§ DOCUMENT SEGMENT:
━━━━━━━━━━━━━━━━

# Augmented Reality in Outpatient Care: A Narrative Review

**Authors:** Archan Khandekar, Aryan Shah, Luis A. Esparza Miranda, Frida Toscano Bello, Bruno Liebl, Jonathan Ryan, Pedro Angelo Basei de Paula, Ansh Bhatia, Timothy Guerard, Dipen J. Parekh

PMC · DOI: 10.1049/htl2.70025 · Healthcare Technology Letters · 2025-11-22

## TL;DR

This review explores how augmented reality can improve outpatient care by enhancing patient understanding, engagement, and procedural support, while identifying challenges like hardware limitations.

## Contribution

The paper categorizes AR applications in outpatient care into five clinical domains and highlights the need for integration into clinical workflows.

## Key findings

- AR improves patient understanding, engagement, and procedural accuracy in outpatient settings.
- Most AR studies in outpatient care are small-scale pilot studies with limited sample sizes.

━━━━━━━━━━━━━━━━

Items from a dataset
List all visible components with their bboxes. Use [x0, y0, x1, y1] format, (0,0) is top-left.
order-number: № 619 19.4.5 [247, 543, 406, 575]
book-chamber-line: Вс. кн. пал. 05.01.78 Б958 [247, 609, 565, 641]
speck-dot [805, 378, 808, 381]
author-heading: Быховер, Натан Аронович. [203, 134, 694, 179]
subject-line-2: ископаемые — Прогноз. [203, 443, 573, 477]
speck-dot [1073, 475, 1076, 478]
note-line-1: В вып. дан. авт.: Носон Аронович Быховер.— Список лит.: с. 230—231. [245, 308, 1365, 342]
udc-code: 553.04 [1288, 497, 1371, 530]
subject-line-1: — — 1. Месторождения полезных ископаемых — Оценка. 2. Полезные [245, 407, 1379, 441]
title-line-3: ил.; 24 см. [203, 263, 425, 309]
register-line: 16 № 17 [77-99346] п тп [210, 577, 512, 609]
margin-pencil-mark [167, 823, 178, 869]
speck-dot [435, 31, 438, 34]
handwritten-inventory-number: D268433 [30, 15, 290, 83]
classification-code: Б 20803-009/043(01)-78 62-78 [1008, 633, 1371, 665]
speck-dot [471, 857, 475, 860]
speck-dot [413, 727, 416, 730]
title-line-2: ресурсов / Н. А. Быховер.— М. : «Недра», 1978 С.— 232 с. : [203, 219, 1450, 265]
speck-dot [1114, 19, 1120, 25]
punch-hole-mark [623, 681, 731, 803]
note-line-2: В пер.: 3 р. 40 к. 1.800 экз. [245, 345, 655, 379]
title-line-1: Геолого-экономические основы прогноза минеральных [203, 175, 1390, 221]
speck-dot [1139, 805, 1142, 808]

━━━━━━━━━━━━━━━━

§ ASSIGNMENT A:
According to the review summary, into how many clinical domains does the paper categorize AR applications in outpatient care?
§ ASSIGNMENT B:
Mark each statement as agreeing with the review summary or not, and quote the words that decide it: (i) Most AR studies in outpatient care are large-scale trials. (ii) Hardware limitations are identified as a challenge. (iii) The review appeared in Healthcare Technology Letters.

§ PROBLEM SOLUTION A:
Five clinical domains.

§ PROBLEM SOLUTION B:
(i) No: "Most AR studies in outpatient care are small-scale pilot studies with limited sample sizes."
(ii) Yes: "identifying challenges like hardware limitations"
(iii) Yes: "Healthcare Technology Letters"